**What is required**
The records below are to be repeated in full, exactly as they are.
* * *
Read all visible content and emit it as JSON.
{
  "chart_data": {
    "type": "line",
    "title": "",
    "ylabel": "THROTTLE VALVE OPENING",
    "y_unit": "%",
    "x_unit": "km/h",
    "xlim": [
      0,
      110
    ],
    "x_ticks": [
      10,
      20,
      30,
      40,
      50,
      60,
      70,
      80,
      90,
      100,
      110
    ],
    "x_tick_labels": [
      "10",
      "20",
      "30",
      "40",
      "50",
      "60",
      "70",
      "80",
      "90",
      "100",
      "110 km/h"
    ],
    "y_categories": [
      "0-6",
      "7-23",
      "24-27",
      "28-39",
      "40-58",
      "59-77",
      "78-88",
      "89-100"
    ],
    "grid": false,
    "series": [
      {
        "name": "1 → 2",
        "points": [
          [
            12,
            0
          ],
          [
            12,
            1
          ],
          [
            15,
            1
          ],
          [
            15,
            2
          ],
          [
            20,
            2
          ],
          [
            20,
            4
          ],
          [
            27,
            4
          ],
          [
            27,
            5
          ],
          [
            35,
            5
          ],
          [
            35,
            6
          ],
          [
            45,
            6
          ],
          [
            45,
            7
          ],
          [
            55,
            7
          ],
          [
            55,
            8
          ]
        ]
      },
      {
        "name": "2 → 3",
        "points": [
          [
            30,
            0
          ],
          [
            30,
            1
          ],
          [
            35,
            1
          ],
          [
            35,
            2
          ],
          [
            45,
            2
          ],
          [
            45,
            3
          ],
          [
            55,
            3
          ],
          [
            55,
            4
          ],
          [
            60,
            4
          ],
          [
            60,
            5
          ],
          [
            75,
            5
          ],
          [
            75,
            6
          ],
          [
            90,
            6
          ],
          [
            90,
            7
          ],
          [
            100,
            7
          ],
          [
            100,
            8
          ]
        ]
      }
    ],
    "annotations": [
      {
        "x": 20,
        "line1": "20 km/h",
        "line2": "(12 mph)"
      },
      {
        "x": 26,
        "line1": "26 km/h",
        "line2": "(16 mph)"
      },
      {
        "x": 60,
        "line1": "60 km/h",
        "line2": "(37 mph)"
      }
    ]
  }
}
* * *
**Expected answer**
Read all visible content and emit it as JSON.
{
  "chart_data": {
    "type": "line",
    "title": "",
    "ylabel": "THROTTLE VALVE OPENING",
    "y_unit": "%",
    "x_unit": "km/h",
    "xlim": [
      0,
      110
    ],
    "x_ticks": [
      10,
      20,
      30,
      40,
      50,
      60,
      70,
      80,
      90,
      100,
      110
    ],
    "x_tick_labels": [
      "10",
      "20",
      "30",
      "40",
      "50",
      "60",
      "70",
      "80",
      "90",
      "100",
      "110 km/h"
    ],
    "y_categories": [
      "0-6",
      "7-23",
      "24-27",
      "28-39",
      "40-58",
      "59-77",
      "78-88",
      "89-100"
    ],
    "grid": false,
    "series": [
      {
        "name": "1 → 2",
        "points": [
          [
            12,
            0
          ],
          [
            12,
            1
          ],
          [
            15,
            1
          ],
          [
            15,
            2
          ],
          [
            20,
            2
          ],
          [
            20,
            4
          ],
          [
            27,
            4
          ],
          [
            27,
            5
          ],
          [
            35,
            5
          ],
          [
            35,
            6
          ],
          [
            45,
            6
          ],
          [
            45,
            7
          ],
          [
            55,
            7
          ],
          [
            55,
            8
          ]
        ]
      },
      {
        "name": "2 → 3",
        "points": [
          [
            30,
            0
          ],
          [
            30,
            1
          ],
          [
            35,
            1
          ],
          [
            35,
            2
          ],
          [
            45,
            2
          ],
          [
            45,
            3
          ],
          [
            55,
            3
          ],
          [
            55,
            4
          ],
          [
            60,
            4
          ],
          [
            60,
            5
          ],
          [
            75,
            5
          ],
          [
            75,
            6
          ],
          [
            90,
            6
          ],
          [
            90,
            7
          ],
          [
            100,
            7
          ],
          [
            100,
            8
          ]
        ]
      }
    ],
    "annotations": [
      {
        "x": 20,
        "line1": "20 km/h",
        "line2": "(12 mph)"
      },
      {
        "x": 26,
        "line1": "26 km/h",
        "line2": "(16 mph)"
      },
      {
        "x": 60,
        "line1": "60 km/h",
        "line2": "(37 mph)"
      }
    ]
  }
}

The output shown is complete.